= Input data =
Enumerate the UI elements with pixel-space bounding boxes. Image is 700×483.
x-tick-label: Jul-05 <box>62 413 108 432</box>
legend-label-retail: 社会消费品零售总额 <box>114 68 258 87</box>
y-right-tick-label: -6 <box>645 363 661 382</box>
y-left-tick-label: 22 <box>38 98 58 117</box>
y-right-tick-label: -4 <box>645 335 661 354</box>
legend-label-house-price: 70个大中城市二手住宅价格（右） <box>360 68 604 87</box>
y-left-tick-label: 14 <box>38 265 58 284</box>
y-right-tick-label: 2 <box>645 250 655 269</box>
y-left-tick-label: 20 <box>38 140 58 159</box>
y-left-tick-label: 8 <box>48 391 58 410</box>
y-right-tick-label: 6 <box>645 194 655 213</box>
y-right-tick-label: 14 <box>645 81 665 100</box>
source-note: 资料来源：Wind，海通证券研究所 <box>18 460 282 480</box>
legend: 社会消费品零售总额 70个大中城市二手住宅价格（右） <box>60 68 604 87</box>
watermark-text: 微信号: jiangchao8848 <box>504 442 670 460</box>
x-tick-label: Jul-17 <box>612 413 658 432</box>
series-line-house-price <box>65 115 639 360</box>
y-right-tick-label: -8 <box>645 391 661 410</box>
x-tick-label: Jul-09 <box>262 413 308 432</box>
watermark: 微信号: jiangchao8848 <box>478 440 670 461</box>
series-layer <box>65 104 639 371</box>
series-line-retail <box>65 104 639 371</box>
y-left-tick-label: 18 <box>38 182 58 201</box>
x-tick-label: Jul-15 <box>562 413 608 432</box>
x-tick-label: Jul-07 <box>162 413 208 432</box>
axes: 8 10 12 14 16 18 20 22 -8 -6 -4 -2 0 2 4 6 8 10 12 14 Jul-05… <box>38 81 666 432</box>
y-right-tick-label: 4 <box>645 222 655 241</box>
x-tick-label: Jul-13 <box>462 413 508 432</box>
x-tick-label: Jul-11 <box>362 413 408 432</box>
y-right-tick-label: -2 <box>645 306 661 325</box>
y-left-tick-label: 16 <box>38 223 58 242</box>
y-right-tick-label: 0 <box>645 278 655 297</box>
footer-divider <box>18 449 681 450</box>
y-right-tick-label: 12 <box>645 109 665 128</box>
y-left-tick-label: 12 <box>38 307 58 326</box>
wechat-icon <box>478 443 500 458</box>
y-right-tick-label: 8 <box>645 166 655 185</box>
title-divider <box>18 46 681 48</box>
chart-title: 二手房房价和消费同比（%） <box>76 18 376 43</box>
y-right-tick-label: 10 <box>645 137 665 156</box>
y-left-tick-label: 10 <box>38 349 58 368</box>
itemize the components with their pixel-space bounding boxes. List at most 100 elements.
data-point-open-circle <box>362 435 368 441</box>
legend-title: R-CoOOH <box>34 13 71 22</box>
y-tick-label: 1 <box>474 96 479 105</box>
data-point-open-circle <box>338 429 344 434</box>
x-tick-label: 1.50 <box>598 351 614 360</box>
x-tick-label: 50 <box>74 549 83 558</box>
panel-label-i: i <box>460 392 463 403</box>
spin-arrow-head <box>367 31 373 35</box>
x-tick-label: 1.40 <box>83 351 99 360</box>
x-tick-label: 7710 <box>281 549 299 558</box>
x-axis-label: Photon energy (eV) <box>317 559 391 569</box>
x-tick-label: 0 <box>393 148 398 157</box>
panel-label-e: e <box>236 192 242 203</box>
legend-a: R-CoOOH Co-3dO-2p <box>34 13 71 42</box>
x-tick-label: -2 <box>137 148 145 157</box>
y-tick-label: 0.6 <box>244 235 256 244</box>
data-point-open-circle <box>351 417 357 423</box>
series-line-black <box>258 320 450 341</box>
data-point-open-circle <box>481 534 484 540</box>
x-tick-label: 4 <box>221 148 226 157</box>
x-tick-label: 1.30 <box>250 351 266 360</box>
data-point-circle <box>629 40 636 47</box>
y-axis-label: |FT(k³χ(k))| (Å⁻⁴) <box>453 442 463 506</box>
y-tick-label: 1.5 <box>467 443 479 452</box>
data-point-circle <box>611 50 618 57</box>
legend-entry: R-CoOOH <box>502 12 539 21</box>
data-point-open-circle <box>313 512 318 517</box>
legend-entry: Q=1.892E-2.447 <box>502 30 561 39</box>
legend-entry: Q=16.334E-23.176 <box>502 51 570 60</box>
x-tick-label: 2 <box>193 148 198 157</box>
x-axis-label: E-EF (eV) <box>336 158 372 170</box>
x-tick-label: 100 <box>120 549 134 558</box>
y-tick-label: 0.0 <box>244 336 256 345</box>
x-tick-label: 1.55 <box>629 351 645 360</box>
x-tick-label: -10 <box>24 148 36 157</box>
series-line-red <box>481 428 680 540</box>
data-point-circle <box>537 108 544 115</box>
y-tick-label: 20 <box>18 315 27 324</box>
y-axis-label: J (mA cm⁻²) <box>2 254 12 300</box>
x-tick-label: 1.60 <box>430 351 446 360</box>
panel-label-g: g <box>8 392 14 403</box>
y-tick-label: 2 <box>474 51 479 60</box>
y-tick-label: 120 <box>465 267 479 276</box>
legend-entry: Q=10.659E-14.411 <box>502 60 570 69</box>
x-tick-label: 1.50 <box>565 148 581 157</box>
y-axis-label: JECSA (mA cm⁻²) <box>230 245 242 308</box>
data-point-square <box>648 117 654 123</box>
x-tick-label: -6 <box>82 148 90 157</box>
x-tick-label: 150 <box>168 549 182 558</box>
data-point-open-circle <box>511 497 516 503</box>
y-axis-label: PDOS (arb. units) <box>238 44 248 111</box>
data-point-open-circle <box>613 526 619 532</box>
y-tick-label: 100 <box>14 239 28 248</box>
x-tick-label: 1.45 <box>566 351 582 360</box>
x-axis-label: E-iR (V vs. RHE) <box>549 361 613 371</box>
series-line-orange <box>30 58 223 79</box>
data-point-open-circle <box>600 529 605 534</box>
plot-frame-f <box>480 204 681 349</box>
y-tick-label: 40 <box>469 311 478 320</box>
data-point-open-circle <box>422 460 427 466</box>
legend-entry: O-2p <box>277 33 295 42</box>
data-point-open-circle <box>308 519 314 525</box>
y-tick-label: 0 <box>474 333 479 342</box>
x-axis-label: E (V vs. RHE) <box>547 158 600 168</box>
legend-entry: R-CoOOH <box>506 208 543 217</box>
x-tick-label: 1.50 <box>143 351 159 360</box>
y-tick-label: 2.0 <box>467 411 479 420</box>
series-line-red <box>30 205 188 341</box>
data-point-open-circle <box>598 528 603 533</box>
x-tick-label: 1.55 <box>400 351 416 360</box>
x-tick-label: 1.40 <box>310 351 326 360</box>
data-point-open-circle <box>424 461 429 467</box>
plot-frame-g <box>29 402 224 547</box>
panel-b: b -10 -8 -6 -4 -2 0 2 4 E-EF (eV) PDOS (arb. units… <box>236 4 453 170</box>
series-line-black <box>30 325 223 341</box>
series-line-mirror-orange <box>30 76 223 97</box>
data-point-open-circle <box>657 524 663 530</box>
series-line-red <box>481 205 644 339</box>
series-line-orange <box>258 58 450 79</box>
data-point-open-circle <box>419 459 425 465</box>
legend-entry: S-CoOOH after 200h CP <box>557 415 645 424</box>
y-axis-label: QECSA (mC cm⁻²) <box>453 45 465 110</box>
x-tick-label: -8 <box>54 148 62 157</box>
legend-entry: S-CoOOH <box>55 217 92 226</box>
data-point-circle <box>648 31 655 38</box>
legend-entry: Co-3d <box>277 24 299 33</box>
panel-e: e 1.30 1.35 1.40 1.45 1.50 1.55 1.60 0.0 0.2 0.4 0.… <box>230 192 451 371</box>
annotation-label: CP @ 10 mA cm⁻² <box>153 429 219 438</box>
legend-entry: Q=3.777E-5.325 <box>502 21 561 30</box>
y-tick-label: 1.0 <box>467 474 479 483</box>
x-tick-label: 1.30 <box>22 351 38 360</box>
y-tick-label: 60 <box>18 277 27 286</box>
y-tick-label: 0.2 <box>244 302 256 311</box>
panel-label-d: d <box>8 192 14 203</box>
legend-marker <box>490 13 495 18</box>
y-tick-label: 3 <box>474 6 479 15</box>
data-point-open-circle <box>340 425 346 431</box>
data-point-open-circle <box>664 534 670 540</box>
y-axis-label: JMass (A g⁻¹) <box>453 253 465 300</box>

= Set problem =
Rewrite the listing from its first line through the line containing "y-right-tick-label: -4 <box>645", changing "y-right-tick-label" to "right-axis-tick-label" and leaving everything else as it stands.

= Answer to the task =
Enumerate the UI elements with pixel-space bounding boxes. Image is 700×483.
x-tick-label: Jul-05 <box>62 413 108 432</box>
legend-label-retail: 社会消费品零售总额 <box>114 68 258 87</box>
right-axis-tick-label: -6 <box>645 363 661 382</box>
y-left-tick-label: 22 <box>38 98 58 117</box>
right-axis-tick-label: -4 <box>645 335 661 354</box>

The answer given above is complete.